> **Task prompt**
Transcribe all of the material exactly, except for its pictures.

> **Data entries**
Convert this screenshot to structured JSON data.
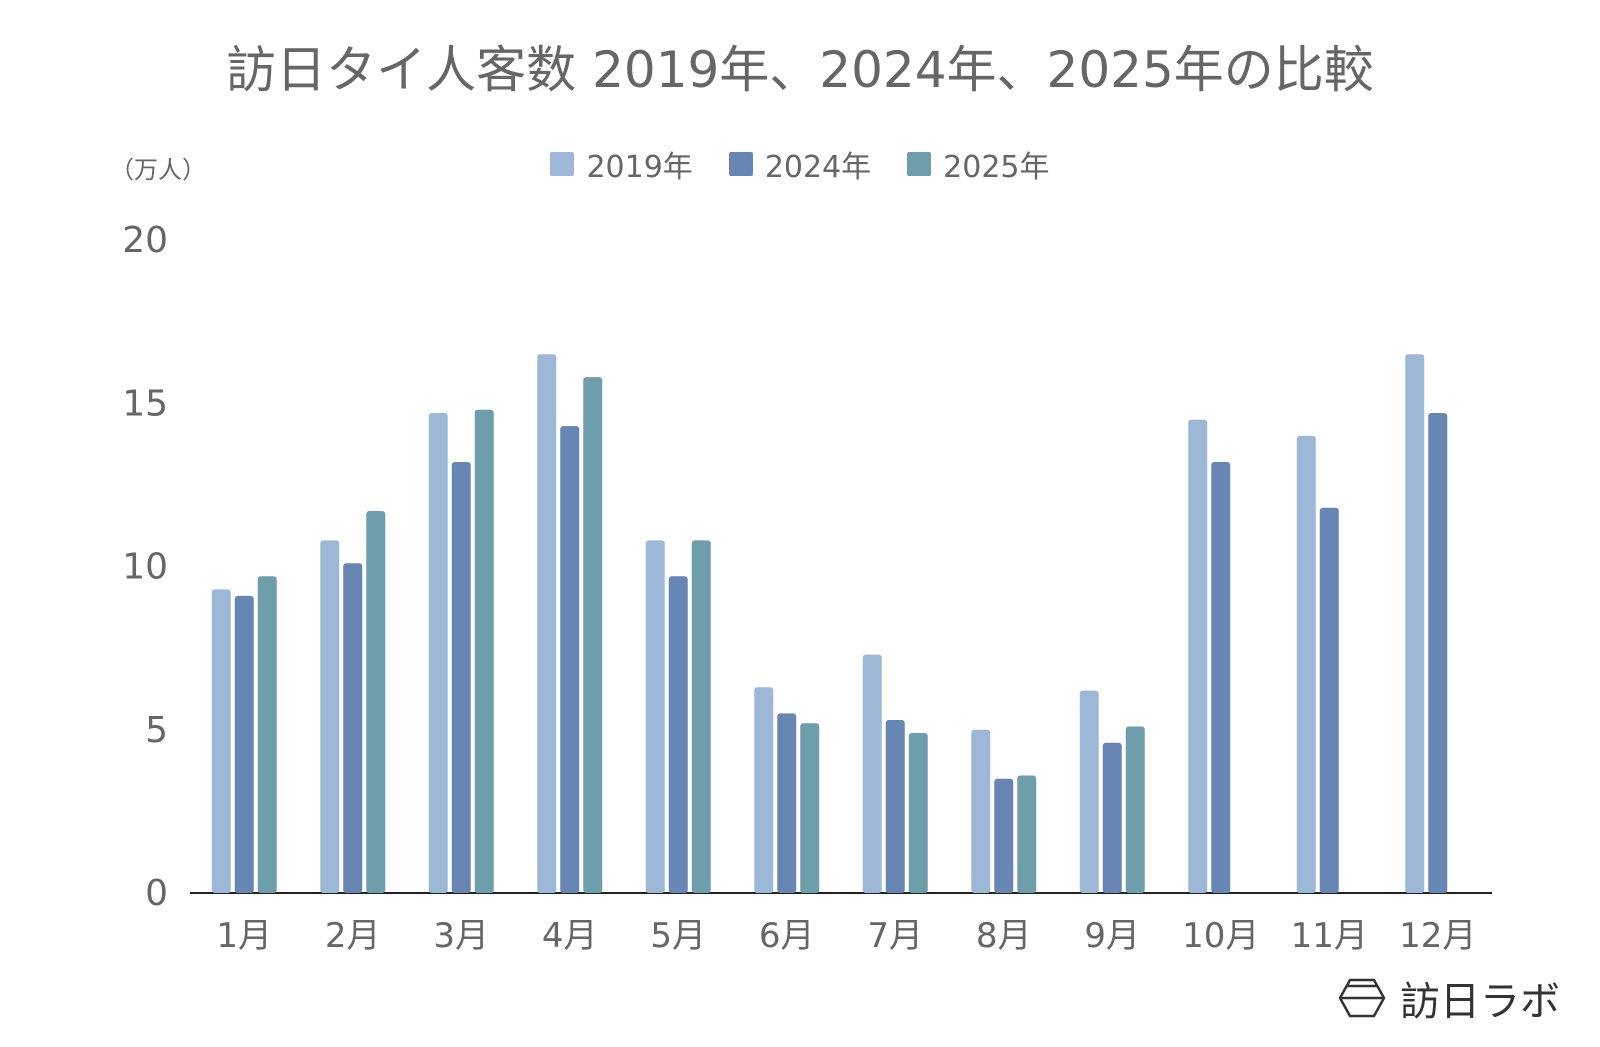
{
  "chart_data": {
    "type": "bar",
    "title": "訪日タイ人客数 2019年、2024年、2025年の比較",
    "ylabel": "（万人）",
    "xlabel": "",
    "ylim": [
      0,
      20
    ],
    "yticks": [
      "0",
      "5",
      "10",
      "15",
      "20"
    ],
    "grid": false,
    "legend_position": "top",
    "categories": [
      "1月",
      "2月",
      "3月",
      "4月",
      "5月",
      "6月",
      "7月",
      "8月",
      "9月",
      "10月",
      "11月",
      "12月"
    ],
    "series": [
      {
        "name": "2019年",
        "color": "#9db8d7",
        "values": [
          9.3,
          10.8,
          14.7,
          16.5,
          10.8,
          6.3,
          7.3,
          5.0,
          6.2,
          14.5,
          14.0,
          16.5
        ]
      },
      {
        "name": "2024年",
        "color": "#6886b4",
        "values": [
          9.1,
          10.1,
          13.2,
          14.3,
          9.7,
          5.5,
          5.3,
          3.5,
          4.6,
          13.2,
          11.8,
          14.7
        ]
      },
      {
        "name": "2025年",
        "color": "#6e9eab",
        "values": [
          9.7,
          11.7,
          14.8,
          15.8,
          10.8,
          5.2,
          4.9,
          3.6,
          5.1,
          null,
          null,
          null
        ]
      }
    ]
  },
  "logo": {
    "text": "訪日ラボ"
  }
}
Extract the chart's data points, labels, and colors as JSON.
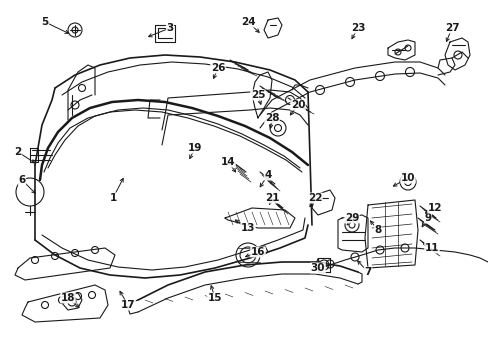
{
  "bg_color": "#ffffff",
  "line_color": "#1a1a1a",
  "figsize": [
    4.89,
    3.6
  ],
  "dpi": 100,
  "labels": [
    [
      "1",
      113,
      198,
      125,
      175
    ],
    [
      "2",
      18,
      152,
      38,
      165
    ],
    [
      "3",
      170,
      28,
      145,
      38
    ],
    [
      "4",
      268,
      175,
      258,
      190
    ],
    [
      "5",
      45,
      22,
      72,
      35
    ],
    [
      "6",
      22,
      180,
      38,
      196
    ],
    [
      "7",
      368,
      272,
      355,
      258
    ],
    [
      "8",
      378,
      230,
      368,
      218
    ],
    [
      "9",
      428,
      218,
      420,
      230
    ],
    [
      "10",
      408,
      178,
      390,
      188
    ],
    [
      "11",
      432,
      248,
      420,
      242
    ],
    [
      "12",
      435,
      208,
      422,
      215
    ],
    [
      "13",
      248,
      228,
      232,
      218
    ],
    [
      "14",
      228,
      162,
      238,
      175
    ],
    [
      "15",
      215,
      298,
      210,
      282
    ],
    [
      "16",
      258,
      252,
      242,
      258
    ],
    [
      "17",
      128,
      305,
      118,
      288
    ],
    [
      "18",
      68,
      298,
      82,
      310
    ],
    [
      "19",
      195,
      148,
      188,
      162
    ],
    [
      "20",
      298,
      105,
      288,
      118
    ],
    [
      "21",
      272,
      198,
      268,
      208
    ],
    [
      "22",
      315,
      198,
      308,
      210
    ],
    [
      "23",
      358,
      28,
      350,
      42
    ],
    [
      "24",
      248,
      22,
      262,
      35
    ],
    [
      "25",
      258,
      95,
      262,
      108
    ],
    [
      "26",
      218,
      68,
      212,
      82
    ],
    [
      "27",
      452,
      28,
      445,
      45
    ],
    [
      "28",
      272,
      118,
      270,
      132
    ],
    [
      "29",
      352,
      218,
      345,
      228
    ],
    [
      "30",
      318,
      268,
      318,
      255
    ]
  ]
}
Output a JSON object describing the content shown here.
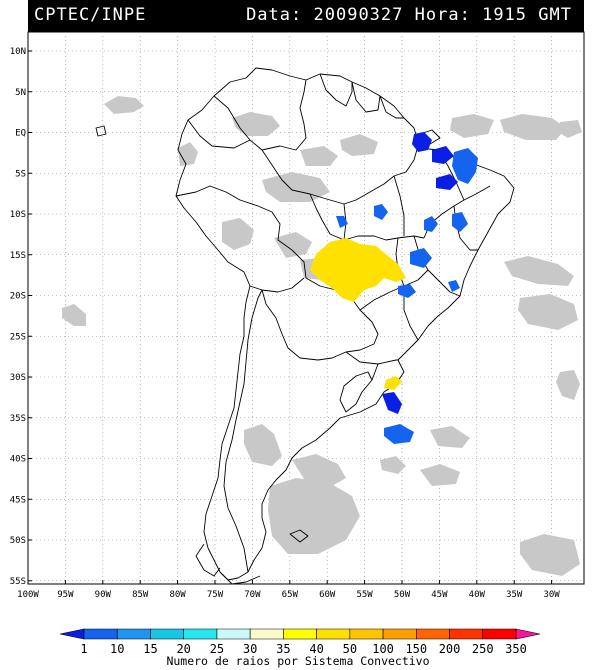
{
  "header": {
    "org": "CPTEC/INPE",
    "date_label": "Data:",
    "date": "20090327",
    "time_label": "Hora:",
    "time": "1915",
    "tz": "GMT"
  },
  "map": {
    "lat_labels": [
      "10N",
      "5N",
      "EQ",
      "5S",
      "10S",
      "15S",
      "20S",
      "25S",
      "30S",
      "35S",
      "40S",
      "45S",
      "50S",
      "55S"
    ],
    "lon_labels": [
      "100W",
      "95W",
      "90W",
      "85W",
      "80W",
      "75W",
      "70W",
      "65W",
      "60W",
      "55W",
      "50W",
      "45W",
      "40W",
      "35W",
      "30W"
    ],
    "colors": {
      "cloud": "#c8c8c8",
      "background": "#ffffff"
    }
  },
  "colorbar": {
    "title": "Numero de raios por Sistema Convectivo",
    "labels": [
      "1",
      "10",
      "15",
      "20",
      "25",
      "30",
      "35",
      "40",
      "50",
      "100",
      "150",
      "200",
      "250",
      "350"
    ],
    "colors": [
      "#0a1ee6",
      "#1464f0",
      "#1e96f0",
      "#14c8e6",
      "#28e6f0",
      "#c8fafa",
      "#fafac8",
      "#ffff00",
      "#ffe100",
      "#ffc300",
      "#ffa000",
      "#ff6400",
      "#ff3200",
      "#ff0000",
      "#ff1493"
    ]
  }
}
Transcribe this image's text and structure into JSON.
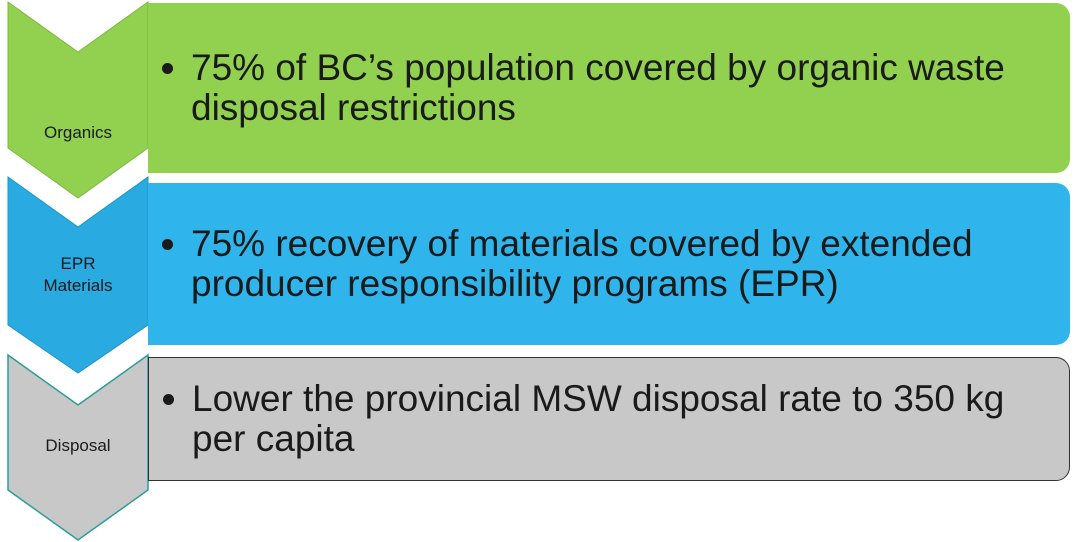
{
  "items": [
    {
      "label": "Organics",
      "text": "75% of BC’s population covered by organic waste disposal restrictions"
    },
    {
      "label": "EPR Materials",
      "text": "75% recovery of materials covered by extended producer responsibility programs (EPR)"
    },
    {
      "label": "Disposal",
      "text": "Lower the provincial MSW disposal rate to 350 kg per capita"
    }
  ]
}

> **Solution for this problem**
Convert this screenshot to structured JSON data.
{
  "chart_data": {
    "type": "bar",
    "title": "訪日タイ人客数 2019年、2024年、2025年の比較",
    "ylabel": "（万人）",
    "xlabel": "",
    "ylim": [
      0,
      20
    ],
    "yticks": [
      "0",
      "5",
      "10",
      "15",
      "20"
    ],
    "grid": false,
    "legend_position": "top",
    "categories": [
      "1月",
      "2月",
      "3月",
      "4月",
      "5月",
      "6月",
      "7月",
      "8月",
      "9月",
      "10月",
      "11月",
      "12月"
    ],
    "series": [
      {
        "name": "2019年",
        "color": "#9db8d7",
        "values": [
          9.3,
          10.8,
          14.7,
          16.5,
          10.8,
          6.3,
          7.3,
          5.0,
          6.2,
          14.5,
          14.0,
          16.5
        ]
      },
      {
        "name": "2024年",
        "color": "#6886b4",
        "values": [
          9.1,
          10.1,
          13.2,
          14.3,
          9.7,
          5.5,
          5.3,
          3.5,
          4.6,
          13.2,
          11.8,
          14.7
        ]
      },
      {
        "name": "2025年",
        "color": "#6e9eab",
        "values": [
          9.7,
          11.7,
          14.8,
          15.8,
          10.8,
          5.2,
          4.9,
          3.6,
          5.1,
          null,
          null,
          null
        ]
      }
    ]
  },
  "logo": {
    "text": "訪日ラボ"
  }
}
Extract the chart's data points, labels, and colors as JSON.
{
  "bg_color": "#ffffff",
  "line_color": "#1a1a1a",
  "figsize": [
    4.89,
    3.6
  ],
  "dpi": 100,
  "labels": [
    [
      "1",
      113,
      198,
      125,
      175
    ],
    [
      "2",
      18,
      152,
      38,
      165
    ],
    [
      "3",
      170,
      28,
      145,
      38
    ],
    [
      "4",
      268,
      175,
      258,
      190
    ],
    [
      "5",
      45,
      22,
      72,
      35
    ],
    [
      "6",
      22,
      180,
      38,
      196
    ],
    [
      "7",
      368,
      272,
      355,
      258
    ],
    [
      "8",
      378,
      230,
      368,
      218
    ],
    [
      "9",
      428,
      218,
      420,
      230
    ],
    [
      "10",
      408,
      178,
      390,
      188
    ],
    [
      "11",
      432,
      248,
      420,
      242
    ],
    [
      "12",
      435,
      208,
      422,
      215
    ],
    [
      "13",
      248,
      228,
      232,
      218
    ],
    [
      "14",
      228,
      162,
      238,
      175
    ],
    [
      "15",
      215,
      298,
      210,
      282
    ],
    [
      "16",
      258,
      252,
      242,
      258
    ],
    [
      "17",
      128,
      305,
      118,
      288
    ],
    [
      "18",
      68,
      298,
      82,
      310
    ],
    [
      "19",
      195,
      148,
      188,
      162
    ],
    [
      "20",
      298,
      105,
      288,
      118
    ],
    [
      "21",
      272,
      198,
      268,
      208
    ],
    [
      "22",
      315,
      198,
      308,
      210
    ],
    [
      "23",
      358,
      28,
      350,
      42
    ],
    [
      "24",
      248,
      22,
      262,
      35
    ],
    [
      "25",
      258,
      95,
      262,
      108
    ],
    [
      "26",
      218,
      68,
      212,
      82
    ],
    [
      "27",
      452,
      28,
      445,
      45
    ],
    [
      "28",
      272,
      118,
      270,
      132
    ],
    [
      "29",
      352,
      218,
      345,
      228
    ],
    [
      "30",
      318,
      268,
      318,
      255
    ]
  ]
}
Output a JSON object describing the content shown here.
{
  "header": {
    "org": "CPTEC/INPE",
    "date_label": "Data:",
    "date": "20090327",
    "time_label": "Hora:",
    "time": "1915",
    "tz": "GMT"
  },
  "map": {
    "lat_labels": [
      "10N",
      "5N",
      "EQ",
      "5S",
      "10S",
      "15S",
      "20S",
      "25S",
      "30S",
      "35S",
      "40S",
      "45S",
      "50S",
      "55S"
    ],
    "lon_labels": [
      "100W",
      "95W",
      "90W",
      "85W",
      "80W",
      "75W",
      "70W",
      "65W",
      "60W",
      "55W",
      "50W",
      "45W",
      "40W",
      "35W",
      "30W"
    ],
    "colors": {
      "cloud": "#c8c8c8",
      "background": "#ffffff"
    }
  },
  "colorbar": {
    "title": "Numero de raios por Sistema Convectivo",
    "labels": [
      "1",
      "10",
      "15",
      "20",
      "25",
      "30",
      "35",
      "40",
      "50",
      "100",
      "150",
      "200",
      "250",
      "350"
    ],
    "colors": [
      "#0a1ee6",
      "#1464f0",
      "#1e96f0",
      "#14c8e6",
      "#28e6f0",
      "#c8fafa",
      "#fafac8",
      "#ffff00",
      "#ffe100",
      "#ffc300",
      "#ffa000",
      "#ff6400",
      "#ff3200",
      "#ff0000",
      "#ff1493"
    ]
  }
}
Transcribe this image's text and structure into JSON.
{
  "items": [
    {
      "label": "Organics",
      "text": "75% of BC’s population covered by organic waste disposal restrictions"
    },
    {
      "label": "EPR Materials",
      "text": "75% recovery of materials covered by extended producer responsibility programs (EPR)"
    },
    {
      "label": "Disposal",
      "text": "Lower the provincial MSW disposal rate to 350 kg per capita"
    }
  ]
}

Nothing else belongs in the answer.